━━━ EXTRACTED RECORDS

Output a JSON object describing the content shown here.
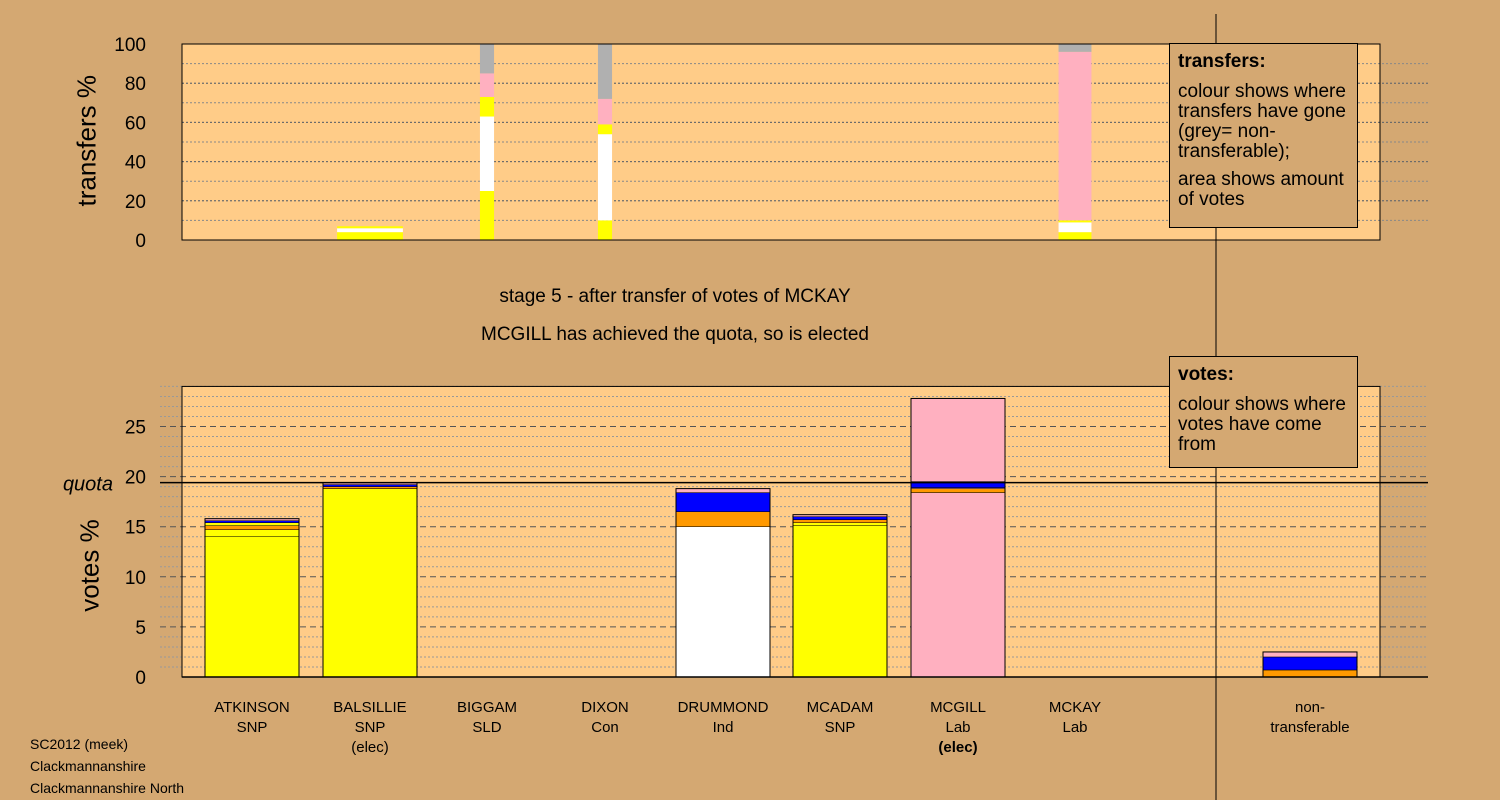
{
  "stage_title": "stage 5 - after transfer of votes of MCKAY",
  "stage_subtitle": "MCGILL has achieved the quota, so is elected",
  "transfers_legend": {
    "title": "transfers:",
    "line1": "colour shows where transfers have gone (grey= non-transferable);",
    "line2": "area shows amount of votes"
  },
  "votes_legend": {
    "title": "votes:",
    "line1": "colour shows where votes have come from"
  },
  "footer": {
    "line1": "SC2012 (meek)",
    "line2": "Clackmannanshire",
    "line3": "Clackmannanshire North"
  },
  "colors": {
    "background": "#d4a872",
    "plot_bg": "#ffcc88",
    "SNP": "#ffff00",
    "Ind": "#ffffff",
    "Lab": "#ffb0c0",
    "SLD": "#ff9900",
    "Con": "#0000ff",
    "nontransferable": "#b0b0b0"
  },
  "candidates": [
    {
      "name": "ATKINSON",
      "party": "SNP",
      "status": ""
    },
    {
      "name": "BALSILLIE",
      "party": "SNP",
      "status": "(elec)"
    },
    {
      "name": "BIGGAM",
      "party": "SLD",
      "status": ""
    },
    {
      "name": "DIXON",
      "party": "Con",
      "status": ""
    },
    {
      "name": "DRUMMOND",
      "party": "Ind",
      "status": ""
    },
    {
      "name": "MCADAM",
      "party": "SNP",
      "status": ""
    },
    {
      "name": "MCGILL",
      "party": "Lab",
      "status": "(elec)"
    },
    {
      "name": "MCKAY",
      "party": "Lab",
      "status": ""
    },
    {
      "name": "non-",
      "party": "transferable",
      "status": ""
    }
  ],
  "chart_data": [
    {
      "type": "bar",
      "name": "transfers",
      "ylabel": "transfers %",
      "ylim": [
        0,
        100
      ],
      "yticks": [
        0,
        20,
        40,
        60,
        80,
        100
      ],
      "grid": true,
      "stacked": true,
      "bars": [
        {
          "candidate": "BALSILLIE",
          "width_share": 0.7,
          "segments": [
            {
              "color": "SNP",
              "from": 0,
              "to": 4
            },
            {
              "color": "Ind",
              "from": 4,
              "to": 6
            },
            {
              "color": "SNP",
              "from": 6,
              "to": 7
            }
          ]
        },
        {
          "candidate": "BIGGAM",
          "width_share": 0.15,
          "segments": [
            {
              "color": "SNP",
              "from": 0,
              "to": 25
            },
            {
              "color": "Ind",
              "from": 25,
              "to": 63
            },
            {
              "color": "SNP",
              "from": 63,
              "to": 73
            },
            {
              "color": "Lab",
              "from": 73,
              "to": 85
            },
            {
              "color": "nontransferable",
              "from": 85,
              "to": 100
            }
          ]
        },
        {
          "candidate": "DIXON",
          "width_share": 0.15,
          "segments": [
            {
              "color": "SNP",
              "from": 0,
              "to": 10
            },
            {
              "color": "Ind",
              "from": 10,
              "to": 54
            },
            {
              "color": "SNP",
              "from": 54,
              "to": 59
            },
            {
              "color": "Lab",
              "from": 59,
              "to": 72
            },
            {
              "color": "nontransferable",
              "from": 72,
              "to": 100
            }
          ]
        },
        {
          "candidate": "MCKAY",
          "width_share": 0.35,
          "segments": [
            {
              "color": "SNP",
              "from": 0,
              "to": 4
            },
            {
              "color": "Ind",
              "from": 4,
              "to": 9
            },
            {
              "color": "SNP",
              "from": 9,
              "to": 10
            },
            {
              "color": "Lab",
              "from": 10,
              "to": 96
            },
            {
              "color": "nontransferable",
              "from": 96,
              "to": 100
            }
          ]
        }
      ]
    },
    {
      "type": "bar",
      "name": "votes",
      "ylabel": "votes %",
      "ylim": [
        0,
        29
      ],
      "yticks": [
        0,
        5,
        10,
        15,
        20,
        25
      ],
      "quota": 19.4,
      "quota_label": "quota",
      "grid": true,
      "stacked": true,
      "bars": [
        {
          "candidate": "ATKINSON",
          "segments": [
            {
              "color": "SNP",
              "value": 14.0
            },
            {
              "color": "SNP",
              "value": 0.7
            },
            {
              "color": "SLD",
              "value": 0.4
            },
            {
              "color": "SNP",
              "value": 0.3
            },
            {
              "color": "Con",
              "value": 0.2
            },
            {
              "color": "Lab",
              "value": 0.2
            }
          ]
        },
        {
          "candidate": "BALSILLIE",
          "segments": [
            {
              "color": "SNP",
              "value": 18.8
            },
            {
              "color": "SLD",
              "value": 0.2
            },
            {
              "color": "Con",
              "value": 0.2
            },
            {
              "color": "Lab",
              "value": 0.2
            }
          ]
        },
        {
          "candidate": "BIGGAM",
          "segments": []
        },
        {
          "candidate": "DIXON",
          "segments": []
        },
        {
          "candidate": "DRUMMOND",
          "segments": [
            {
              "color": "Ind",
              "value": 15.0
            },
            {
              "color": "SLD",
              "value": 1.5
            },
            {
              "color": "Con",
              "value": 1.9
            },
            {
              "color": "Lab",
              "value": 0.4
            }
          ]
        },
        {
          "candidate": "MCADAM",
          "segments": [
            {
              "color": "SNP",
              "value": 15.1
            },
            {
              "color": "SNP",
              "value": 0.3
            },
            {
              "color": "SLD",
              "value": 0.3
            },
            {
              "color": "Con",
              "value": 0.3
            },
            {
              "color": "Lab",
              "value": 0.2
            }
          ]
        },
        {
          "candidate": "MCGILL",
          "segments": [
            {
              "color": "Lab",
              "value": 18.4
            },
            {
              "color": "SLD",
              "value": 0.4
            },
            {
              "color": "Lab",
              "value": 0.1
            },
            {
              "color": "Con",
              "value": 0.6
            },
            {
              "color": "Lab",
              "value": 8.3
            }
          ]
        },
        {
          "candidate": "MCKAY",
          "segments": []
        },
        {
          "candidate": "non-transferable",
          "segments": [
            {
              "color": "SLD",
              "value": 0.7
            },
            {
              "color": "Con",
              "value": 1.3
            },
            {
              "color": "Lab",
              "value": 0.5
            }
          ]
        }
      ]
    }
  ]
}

━━━━━━

[TASK PROMPT] Find the string "MCKAY" in the records, then copy each line where it occurs.

[EXERCISE RESULT]
  "stage_title": "stage 5 - after transfer of votes of MCKAY",
      "name": "MCKAY",
          "candidate": "MCKAY",
          "candidate": "MCKAY",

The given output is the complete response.